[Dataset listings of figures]
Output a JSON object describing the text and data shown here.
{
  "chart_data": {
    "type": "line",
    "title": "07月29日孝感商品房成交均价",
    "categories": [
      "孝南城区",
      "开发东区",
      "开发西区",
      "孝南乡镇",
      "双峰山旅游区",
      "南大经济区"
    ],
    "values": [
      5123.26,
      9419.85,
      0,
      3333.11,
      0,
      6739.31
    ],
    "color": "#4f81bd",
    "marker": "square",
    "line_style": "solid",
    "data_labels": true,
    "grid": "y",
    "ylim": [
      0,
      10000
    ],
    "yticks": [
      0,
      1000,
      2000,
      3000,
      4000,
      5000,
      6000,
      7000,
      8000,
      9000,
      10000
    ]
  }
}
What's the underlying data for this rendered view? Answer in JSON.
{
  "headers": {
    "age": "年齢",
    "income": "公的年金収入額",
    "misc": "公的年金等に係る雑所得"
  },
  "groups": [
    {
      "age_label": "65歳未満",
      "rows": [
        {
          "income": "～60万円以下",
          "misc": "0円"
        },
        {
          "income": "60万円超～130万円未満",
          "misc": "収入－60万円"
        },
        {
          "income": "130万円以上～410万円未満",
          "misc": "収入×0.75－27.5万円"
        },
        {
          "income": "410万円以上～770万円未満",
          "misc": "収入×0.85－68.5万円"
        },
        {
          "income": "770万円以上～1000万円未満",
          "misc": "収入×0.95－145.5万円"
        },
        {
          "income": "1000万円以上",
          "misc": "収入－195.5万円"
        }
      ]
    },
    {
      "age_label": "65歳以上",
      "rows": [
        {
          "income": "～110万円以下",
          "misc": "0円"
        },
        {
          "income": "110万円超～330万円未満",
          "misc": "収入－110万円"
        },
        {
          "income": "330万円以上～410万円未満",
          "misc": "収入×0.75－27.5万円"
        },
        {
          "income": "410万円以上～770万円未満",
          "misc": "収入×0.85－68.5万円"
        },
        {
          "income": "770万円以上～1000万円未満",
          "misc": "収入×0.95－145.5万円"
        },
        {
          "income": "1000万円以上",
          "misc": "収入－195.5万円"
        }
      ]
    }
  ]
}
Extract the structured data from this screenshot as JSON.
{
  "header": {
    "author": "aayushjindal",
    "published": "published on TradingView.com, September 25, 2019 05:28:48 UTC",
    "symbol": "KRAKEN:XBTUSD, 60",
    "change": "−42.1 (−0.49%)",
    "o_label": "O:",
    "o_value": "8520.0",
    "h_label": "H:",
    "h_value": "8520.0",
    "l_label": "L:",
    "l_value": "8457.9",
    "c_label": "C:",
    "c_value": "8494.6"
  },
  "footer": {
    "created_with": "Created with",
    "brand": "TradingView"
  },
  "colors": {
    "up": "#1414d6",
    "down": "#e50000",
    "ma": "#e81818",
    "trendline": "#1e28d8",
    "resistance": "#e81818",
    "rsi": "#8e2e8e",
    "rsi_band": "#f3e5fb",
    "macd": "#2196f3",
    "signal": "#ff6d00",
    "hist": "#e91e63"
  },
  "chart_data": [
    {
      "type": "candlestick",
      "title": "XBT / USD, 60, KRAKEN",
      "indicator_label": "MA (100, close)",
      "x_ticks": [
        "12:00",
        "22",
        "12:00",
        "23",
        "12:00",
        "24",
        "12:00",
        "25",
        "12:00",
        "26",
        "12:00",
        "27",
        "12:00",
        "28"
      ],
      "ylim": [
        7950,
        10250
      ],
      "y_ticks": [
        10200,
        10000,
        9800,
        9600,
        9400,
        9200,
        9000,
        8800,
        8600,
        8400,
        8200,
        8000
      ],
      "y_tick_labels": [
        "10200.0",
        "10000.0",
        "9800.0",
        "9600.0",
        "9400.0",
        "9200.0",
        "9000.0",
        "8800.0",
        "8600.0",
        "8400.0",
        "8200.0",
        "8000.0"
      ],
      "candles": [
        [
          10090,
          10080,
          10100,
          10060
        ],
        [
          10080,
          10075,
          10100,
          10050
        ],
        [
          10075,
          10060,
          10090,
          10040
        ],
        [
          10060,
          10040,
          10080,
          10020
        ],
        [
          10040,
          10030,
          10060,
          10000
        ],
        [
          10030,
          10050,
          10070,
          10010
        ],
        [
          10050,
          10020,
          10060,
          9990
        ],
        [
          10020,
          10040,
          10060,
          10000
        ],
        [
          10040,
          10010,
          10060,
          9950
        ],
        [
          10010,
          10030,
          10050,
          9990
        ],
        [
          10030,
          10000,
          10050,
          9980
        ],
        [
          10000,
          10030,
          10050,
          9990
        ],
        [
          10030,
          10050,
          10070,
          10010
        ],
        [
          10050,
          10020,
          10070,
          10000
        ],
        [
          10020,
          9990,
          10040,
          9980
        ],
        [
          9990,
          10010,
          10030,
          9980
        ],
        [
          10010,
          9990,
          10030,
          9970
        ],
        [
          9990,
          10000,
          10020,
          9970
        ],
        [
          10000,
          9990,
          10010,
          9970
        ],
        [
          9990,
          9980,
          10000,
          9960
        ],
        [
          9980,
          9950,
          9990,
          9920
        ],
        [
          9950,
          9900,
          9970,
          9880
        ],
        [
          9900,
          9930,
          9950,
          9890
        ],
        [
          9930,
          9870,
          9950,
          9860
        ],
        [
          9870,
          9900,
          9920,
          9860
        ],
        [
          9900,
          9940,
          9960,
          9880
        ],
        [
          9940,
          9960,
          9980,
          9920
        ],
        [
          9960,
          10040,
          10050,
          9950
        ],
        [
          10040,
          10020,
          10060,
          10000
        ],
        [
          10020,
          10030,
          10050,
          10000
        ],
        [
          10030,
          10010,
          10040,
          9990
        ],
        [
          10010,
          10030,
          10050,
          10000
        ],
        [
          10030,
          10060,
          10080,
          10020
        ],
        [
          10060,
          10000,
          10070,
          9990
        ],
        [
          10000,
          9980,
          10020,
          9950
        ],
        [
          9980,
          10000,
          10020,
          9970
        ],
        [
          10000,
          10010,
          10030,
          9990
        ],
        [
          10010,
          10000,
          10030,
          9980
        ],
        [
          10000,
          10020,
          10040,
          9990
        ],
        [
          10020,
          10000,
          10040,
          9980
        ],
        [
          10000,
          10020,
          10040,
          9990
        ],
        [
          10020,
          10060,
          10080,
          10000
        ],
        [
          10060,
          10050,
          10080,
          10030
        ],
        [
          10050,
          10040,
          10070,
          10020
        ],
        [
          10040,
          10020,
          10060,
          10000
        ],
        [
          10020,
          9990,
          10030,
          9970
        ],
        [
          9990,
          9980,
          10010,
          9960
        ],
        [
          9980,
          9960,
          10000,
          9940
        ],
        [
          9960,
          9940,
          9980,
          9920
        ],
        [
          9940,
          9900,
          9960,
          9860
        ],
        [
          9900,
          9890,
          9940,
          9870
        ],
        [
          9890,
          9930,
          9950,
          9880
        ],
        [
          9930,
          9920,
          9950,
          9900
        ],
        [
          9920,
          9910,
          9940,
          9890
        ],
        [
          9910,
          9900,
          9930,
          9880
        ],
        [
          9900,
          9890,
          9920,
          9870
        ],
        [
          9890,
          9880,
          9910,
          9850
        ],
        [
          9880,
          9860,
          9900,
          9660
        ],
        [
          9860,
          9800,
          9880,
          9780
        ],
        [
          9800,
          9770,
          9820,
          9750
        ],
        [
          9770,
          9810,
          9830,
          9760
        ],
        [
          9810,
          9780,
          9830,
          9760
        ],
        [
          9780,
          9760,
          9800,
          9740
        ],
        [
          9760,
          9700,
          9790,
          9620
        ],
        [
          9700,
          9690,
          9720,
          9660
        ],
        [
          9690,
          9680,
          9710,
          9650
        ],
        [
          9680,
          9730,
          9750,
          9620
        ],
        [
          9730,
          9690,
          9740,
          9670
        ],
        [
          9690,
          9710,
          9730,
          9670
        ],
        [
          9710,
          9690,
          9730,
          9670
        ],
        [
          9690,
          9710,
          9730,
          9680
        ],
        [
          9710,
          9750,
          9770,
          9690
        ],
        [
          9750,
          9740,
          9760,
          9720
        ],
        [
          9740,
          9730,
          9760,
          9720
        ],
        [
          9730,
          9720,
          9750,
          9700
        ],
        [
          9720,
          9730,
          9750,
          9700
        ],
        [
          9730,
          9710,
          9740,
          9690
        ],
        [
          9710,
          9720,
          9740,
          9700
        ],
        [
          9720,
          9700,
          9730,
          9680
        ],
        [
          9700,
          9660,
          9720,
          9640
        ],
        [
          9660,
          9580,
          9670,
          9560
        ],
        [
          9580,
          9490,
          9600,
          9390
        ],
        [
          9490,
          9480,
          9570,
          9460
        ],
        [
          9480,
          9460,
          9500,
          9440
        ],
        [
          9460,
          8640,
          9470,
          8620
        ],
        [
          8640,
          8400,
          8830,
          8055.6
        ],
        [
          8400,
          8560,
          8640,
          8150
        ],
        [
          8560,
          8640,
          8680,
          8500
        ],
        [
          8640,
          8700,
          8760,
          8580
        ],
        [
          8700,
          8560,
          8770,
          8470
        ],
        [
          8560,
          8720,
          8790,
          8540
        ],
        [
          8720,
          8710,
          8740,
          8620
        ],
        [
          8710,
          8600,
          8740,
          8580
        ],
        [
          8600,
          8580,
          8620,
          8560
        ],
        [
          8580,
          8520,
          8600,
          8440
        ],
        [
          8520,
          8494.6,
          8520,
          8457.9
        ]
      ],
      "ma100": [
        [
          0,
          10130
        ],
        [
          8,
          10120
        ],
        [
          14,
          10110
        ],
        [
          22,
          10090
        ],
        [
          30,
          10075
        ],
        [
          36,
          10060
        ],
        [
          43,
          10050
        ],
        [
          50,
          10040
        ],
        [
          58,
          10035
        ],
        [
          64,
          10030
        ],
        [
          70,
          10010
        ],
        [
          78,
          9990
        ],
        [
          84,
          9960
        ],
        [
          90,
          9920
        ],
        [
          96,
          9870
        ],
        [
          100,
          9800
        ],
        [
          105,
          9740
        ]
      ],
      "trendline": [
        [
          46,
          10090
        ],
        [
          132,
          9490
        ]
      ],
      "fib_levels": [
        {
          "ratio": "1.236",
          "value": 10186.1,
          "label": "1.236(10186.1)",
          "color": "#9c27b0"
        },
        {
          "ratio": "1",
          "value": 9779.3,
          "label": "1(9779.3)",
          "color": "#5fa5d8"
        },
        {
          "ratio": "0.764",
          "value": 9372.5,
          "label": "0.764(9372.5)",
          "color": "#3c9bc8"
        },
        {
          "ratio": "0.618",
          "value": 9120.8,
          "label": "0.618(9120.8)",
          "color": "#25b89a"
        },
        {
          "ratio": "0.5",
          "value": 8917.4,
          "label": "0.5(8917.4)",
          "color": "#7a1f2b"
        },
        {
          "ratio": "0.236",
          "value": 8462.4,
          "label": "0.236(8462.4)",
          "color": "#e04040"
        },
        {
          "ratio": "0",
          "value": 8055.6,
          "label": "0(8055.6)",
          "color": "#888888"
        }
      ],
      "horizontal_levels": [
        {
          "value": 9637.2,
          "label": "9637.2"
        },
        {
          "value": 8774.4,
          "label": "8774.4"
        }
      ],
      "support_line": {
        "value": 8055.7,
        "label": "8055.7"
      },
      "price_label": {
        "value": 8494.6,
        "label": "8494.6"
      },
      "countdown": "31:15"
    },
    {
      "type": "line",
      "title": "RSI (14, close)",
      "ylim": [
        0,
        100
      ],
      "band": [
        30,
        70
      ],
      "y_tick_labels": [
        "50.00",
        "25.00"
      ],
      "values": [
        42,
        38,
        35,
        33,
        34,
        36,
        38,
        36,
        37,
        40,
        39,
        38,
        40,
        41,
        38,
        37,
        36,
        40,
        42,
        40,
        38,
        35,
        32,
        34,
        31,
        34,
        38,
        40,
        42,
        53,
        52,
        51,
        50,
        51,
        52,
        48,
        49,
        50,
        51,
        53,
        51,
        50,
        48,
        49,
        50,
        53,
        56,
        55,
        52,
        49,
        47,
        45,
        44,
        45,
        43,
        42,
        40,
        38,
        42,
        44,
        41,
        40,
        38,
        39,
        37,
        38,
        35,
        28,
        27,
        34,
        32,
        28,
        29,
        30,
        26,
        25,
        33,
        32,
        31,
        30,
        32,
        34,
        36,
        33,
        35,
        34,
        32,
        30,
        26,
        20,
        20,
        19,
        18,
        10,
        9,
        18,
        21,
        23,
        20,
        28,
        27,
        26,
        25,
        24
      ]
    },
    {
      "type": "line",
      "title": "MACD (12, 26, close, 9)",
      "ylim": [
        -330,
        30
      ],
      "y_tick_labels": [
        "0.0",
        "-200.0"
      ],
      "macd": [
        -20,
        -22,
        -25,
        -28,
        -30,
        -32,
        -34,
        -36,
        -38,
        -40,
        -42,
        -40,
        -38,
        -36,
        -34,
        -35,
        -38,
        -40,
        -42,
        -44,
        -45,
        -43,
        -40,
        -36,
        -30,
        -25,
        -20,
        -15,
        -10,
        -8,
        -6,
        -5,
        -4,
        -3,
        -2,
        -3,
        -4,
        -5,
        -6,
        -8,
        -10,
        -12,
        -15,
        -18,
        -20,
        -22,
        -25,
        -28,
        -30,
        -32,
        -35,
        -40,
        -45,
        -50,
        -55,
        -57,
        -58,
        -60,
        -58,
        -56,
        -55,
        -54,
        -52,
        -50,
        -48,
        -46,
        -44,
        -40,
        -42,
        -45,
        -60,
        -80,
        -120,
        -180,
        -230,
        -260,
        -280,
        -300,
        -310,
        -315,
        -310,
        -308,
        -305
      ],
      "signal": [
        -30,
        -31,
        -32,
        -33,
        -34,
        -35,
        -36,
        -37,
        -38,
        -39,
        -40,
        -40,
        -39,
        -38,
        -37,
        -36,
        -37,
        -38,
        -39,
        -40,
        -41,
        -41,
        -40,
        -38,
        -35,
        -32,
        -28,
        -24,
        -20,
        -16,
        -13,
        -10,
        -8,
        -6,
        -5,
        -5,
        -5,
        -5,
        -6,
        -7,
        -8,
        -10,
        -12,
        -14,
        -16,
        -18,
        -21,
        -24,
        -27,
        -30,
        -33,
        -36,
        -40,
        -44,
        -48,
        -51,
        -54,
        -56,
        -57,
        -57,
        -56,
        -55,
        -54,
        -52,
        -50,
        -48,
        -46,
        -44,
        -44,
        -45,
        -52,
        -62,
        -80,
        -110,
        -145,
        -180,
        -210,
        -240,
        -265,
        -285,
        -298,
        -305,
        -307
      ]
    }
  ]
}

- **Written instruction**
Search the listing for the string "ratio". Copy each line where it turns up.

- **Correct output**
          "ratio": "1.236",
          "ratio": "1",
          "ratio": "0.764",
          "ratio": "0.618",
          "ratio": "0.5",
          "ratio": "0.236",
          "ratio": "0",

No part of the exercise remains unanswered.